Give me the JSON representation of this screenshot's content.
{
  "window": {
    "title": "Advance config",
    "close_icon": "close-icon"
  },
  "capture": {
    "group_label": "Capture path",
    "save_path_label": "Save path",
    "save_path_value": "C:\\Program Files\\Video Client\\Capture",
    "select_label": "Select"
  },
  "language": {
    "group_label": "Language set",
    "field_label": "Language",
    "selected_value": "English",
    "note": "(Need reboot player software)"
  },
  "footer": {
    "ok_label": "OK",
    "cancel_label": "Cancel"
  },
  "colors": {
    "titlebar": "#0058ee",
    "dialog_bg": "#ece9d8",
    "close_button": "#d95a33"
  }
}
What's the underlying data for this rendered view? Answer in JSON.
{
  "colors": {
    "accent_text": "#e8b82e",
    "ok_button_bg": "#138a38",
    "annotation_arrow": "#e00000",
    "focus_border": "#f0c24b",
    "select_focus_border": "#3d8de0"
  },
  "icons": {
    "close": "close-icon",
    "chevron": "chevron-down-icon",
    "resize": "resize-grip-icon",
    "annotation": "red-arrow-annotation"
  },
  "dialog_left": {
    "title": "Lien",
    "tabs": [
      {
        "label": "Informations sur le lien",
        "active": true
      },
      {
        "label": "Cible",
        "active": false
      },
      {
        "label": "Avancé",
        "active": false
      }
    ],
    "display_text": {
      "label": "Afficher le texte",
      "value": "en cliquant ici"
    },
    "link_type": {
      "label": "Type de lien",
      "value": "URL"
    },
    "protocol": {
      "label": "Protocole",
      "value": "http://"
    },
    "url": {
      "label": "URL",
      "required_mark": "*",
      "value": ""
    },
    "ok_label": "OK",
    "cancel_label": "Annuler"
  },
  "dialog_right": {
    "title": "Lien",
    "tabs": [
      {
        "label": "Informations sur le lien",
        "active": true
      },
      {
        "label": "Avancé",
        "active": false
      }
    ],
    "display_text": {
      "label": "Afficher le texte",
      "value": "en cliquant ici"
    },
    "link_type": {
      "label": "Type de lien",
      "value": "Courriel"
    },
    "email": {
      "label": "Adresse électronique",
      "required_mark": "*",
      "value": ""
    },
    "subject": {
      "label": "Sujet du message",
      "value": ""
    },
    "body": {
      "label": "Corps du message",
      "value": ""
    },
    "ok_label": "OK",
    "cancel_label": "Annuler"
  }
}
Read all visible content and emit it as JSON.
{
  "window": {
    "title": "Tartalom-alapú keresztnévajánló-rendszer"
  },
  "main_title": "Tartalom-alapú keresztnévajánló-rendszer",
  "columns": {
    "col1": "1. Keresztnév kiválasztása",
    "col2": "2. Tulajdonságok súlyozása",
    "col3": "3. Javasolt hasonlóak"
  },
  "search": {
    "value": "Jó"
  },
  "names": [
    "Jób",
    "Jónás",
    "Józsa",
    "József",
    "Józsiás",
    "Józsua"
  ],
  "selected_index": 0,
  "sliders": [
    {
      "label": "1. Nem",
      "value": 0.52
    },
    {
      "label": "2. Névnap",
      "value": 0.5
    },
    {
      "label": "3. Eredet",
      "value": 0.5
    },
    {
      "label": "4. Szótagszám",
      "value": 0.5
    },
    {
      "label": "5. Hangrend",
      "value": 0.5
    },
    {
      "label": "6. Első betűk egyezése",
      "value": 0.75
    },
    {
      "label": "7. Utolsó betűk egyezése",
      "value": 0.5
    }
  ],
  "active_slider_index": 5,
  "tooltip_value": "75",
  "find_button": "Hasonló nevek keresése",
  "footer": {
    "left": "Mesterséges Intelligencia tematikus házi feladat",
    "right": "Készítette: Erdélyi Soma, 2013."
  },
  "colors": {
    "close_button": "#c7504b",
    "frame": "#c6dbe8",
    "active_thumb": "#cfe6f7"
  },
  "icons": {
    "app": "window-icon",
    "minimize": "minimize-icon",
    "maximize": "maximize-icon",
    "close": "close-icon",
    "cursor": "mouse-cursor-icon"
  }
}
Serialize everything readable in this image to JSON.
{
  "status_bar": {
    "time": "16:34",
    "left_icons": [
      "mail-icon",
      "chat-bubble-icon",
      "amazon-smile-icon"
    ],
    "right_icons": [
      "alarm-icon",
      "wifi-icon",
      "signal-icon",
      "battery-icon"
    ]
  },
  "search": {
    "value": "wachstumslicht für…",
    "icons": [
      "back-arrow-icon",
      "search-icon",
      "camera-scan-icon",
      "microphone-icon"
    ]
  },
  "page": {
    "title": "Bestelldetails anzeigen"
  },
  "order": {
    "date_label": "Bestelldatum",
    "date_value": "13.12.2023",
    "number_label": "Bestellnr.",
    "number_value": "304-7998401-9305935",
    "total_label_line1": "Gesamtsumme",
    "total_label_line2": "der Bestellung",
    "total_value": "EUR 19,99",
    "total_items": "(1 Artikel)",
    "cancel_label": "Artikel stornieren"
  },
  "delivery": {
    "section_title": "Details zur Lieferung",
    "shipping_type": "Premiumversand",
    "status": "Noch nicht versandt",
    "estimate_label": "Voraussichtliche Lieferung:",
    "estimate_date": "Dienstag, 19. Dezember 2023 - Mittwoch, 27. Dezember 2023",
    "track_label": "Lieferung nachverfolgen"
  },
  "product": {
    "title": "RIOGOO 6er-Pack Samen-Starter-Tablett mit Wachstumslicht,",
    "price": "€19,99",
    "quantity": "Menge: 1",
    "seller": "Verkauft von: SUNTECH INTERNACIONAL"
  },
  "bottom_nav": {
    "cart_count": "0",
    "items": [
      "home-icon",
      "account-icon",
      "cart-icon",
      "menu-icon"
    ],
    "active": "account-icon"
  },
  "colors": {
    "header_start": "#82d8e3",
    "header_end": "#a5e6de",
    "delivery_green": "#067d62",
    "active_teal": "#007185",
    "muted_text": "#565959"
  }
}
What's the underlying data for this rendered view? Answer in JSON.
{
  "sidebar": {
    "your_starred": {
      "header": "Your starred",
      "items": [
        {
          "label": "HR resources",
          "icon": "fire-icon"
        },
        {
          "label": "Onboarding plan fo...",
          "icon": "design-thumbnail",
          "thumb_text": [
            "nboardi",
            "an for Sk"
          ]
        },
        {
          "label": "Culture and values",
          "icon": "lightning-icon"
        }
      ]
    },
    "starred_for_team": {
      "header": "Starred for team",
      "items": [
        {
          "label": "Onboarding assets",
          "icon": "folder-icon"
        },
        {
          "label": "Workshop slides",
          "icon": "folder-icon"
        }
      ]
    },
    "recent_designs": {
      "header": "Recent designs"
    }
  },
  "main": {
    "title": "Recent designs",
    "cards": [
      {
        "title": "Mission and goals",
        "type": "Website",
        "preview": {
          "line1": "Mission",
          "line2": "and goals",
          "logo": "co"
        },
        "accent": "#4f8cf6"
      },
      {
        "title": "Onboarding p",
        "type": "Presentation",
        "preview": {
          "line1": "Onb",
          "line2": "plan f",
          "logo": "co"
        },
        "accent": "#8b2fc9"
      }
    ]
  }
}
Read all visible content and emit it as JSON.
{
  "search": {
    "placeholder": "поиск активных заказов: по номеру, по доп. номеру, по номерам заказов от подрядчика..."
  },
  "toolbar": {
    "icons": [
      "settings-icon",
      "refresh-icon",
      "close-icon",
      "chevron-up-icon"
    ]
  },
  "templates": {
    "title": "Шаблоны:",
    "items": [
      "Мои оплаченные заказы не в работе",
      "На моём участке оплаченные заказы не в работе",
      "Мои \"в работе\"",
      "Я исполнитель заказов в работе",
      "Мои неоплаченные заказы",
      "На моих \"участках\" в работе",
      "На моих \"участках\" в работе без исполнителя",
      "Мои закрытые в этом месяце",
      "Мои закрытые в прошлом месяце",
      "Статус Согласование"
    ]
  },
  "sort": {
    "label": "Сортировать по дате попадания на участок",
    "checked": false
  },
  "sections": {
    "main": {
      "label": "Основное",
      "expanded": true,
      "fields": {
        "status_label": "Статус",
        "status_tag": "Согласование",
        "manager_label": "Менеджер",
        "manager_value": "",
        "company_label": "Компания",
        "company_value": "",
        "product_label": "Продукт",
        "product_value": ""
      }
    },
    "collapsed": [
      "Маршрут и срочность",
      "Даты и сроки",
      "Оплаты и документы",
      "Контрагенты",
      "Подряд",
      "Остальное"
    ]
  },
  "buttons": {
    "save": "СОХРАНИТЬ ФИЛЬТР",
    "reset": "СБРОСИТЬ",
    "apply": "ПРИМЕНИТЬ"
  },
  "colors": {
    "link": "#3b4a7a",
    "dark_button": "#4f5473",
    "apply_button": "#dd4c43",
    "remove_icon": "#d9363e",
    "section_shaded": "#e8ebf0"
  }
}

########

**Aim**
Reproduce each line holding the word "заказов".

**Output below**
    "placeholder": "поиск активных заказов: по номеру, по доп. номеру, по номерам заказов от подрядчика..."
      "Я исполнитель заказов в работе",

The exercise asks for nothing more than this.